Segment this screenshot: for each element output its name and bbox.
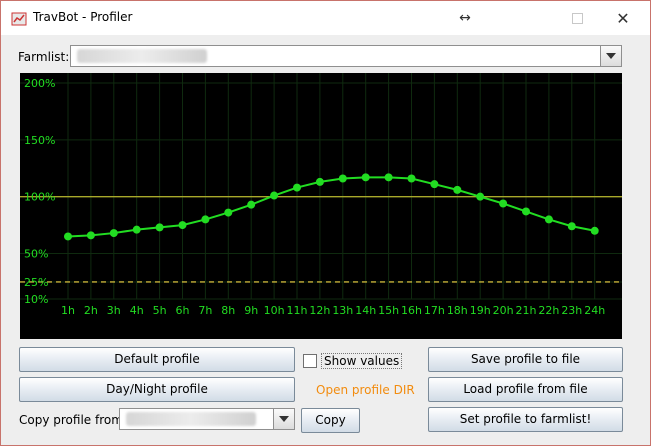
x-tick-label: 15h [378, 304, 399, 317]
farmlist-dropdown[interactable] [70, 45, 622, 67]
x-tick-label: 11h [287, 304, 308, 317]
data-point[interactable] [315, 177, 324, 186]
x-tick-label: 13h [332, 304, 353, 317]
data-point[interactable] [293, 183, 301, 192]
data-point[interactable] [247, 200, 256, 209]
copy-profile-dropdown-arrow[interactable] [273, 409, 294, 429]
maximize-icon [571, 12, 583, 24]
save-profile-button[interactable]: Save profile to file [428, 347, 623, 372]
x-tick-label: 14h [355, 304, 376, 317]
x-tick-label: 3h [107, 304, 121, 317]
data-point[interactable] [178, 221, 187, 230]
data-point[interactable] [407, 174, 416, 183]
x-tick-label: 12h [309, 304, 330, 317]
copy-profile-dropdown[interactable] [119, 408, 295, 430]
daynight-profile-button[interactable]: Day/Night profile [19, 377, 295, 402]
copy-button[interactable]: Copy [301, 408, 360, 433]
maximize-button[interactable] [554, 1, 600, 35]
app-icon [11, 12, 27, 26]
open-profile-dir-link[interactable]: Open profile DIR [316, 383, 415, 397]
x-tick-label: 7h [198, 304, 212, 317]
x-tick-label: 23h [561, 304, 582, 317]
data-point[interactable] [453, 185, 462, 194]
data-point[interactable] [224, 208, 233, 217]
x-tick-label: 18h [447, 304, 468, 317]
data-point[interactable] [590, 226, 599, 235]
show-values-checkbox[interactable]: Show values [303, 353, 403, 369]
title-bar[interactable]: TravBot - Profiler ↔ ✕ [1, 1, 650, 35]
load-profile-button[interactable]: Load profile from file [428, 377, 623, 402]
x-tick-label: 22h [538, 304, 559, 317]
data-point[interactable] [544, 215, 553, 224]
x-tick-label: 16h [401, 304, 422, 317]
data-point[interactable] [476, 192, 485, 201]
y-tick-label: 25% [24, 276, 48, 289]
data-point[interactable] [155, 223, 164, 232]
data-point[interactable] [86, 231, 95, 240]
profile-chart[interactable]: 200% 150% 100% 50% 25% 10% 1h 2h 3h 4h 5h 6h 7h 8h 9h 1… [20, 73, 622, 339]
resize-horizontal-icon[interactable]: ↔ [442, 1, 488, 35]
x-tick-label: 17h [424, 304, 445, 317]
show-values-label: Show values [321, 353, 403, 369]
data-point[interactable] [499, 199, 508, 208]
data-point[interactable] [567, 222, 576, 231]
y-tick-label: 100% [24, 191, 55, 204]
default-profile-button[interactable]: Default profile [19, 347, 295, 372]
copy-profile-selected-value [126, 412, 256, 426]
x-tick-label: 4h [130, 304, 144, 317]
x-tick-label: 6h [176, 304, 190, 317]
x-tick-label: 5h [153, 304, 167, 317]
y-tick-label: 200% [24, 77, 55, 90]
x-tick-label: 19h [470, 304, 491, 317]
data-point[interactable] [361, 173, 370, 182]
x-tick-label: 9h [244, 304, 258, 317]
close-button[interactable]: ✕ [600, 1, 646, 35]
data-point[interactable] [132, 225, 141, 234]
series-line [67, 176, 595, 238]
farmlist-dropdown-arrow[interactable] [600, 46, 621, 66]
data-point[interactable] [522, 207, 530, 216]
profiler-window: TravBot - Profiler ↔ ✕ Farmlist: 200% 150… [0, 0, 651, 446]
chevron-down-icon [279, 416, 289, 422]
x-tick-label: 10h [264, 304, 285, 317]
data-point[interactable] [109, 229, 118, 238]
y-tick-label: 10% [24, 293, 48, 306]
data-point[interactable] [201, 215, 210, 224]
x-tick-label: 8h [221, 304, 235, 317]
data-point[interactable] [270, 191, 279, 200]
data-point[interactable] [430, 180, 439, 189]
farmlist-selected-value [77, 49, 207, 63]
y-tick-label: 50% [24, 248, 48, 261]
farmlist-label: Farmlist: [18, 50, 70, 64]
set-profile-button[interactable]: Set profile to farmlist! [428, 407, 623, 432]
data-point[interactable] [64, 232, 72, 241]
window-title: TravBot - Profiler [33, 10, 133, 24]
copy-from-label: Copy profile from: [19, 413, 127, 427]
x-tick-label: 24h [584, 304, 605, 317]
profile-chart-svg[interactable]: 200% 150% 100% 50% 25% 10% 1h 2h 3h 4h 5h 6h 7h 8h 9h 1… [20, 73, 622, 339]
x-tick-label: 2h [84, 304, 98, 317]
data-point[interactable] [338, 174, 347, 183]
x-tick-label: 21h [516, 304, 537, 317]
close-icon: ✕ [616, 8, 630, 28]
x-tick-label: 1h [61, 304, 75, 317]
y-tick-label: 150% [24, 134, 55, 147]
data-point[interactable] [384, 173, 393, 182]
chevron-down-icon [606, 53, 616, 59]
checkbox-box[interactable] [303, 354, 317, 368]
x-tick-label: 20h [493, 304, 514, 317]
——
▶ **EXERCISE INSTRUCTIONS**
Take the part of the records that opens with the line containing "x-tick-label: 15h [378, 304, 399, 317]" and closes with the line containing "x-tick-label: 12h [309, 304, 330, 317]", and write it out again with "data-point" changed to "chart-marker" and nothing else altered.

▶ **EXPECTED ANSWER**
x-tick-label: 15h [378, 304, 399, 317]
farmlist-dropdown[interactable] [70, 45, 622, 67]
x-tick-label: 11h [287, 304, 308, 317]
chart-marker[interactable] [315, 177, 324, 186]
x-tick-label: 13h [332, 304, 353, 317]
chart-marker[interactable] [293, 183, 301, 192]
chart-marker[interactable] [247, 200, 256, 209]
copy-profile-dropdown-arrow[interactable] [273, 409, 294, 429]
maximize-icon [571, 12, 583, 24]
save-profile-button[interactable]: Save profile to file [428, 347, 623, 372]
x-tick-label: 14h [355, 304, 376, 317]
x-tick-label: 3h [107, 304, 121, 317]
chart-marker[interactable] [178, 221, 187, 230]
chart-marker[interactable] [407, 174, 416, 183]
x-tick-label: 12h [309, 304, 330, 317]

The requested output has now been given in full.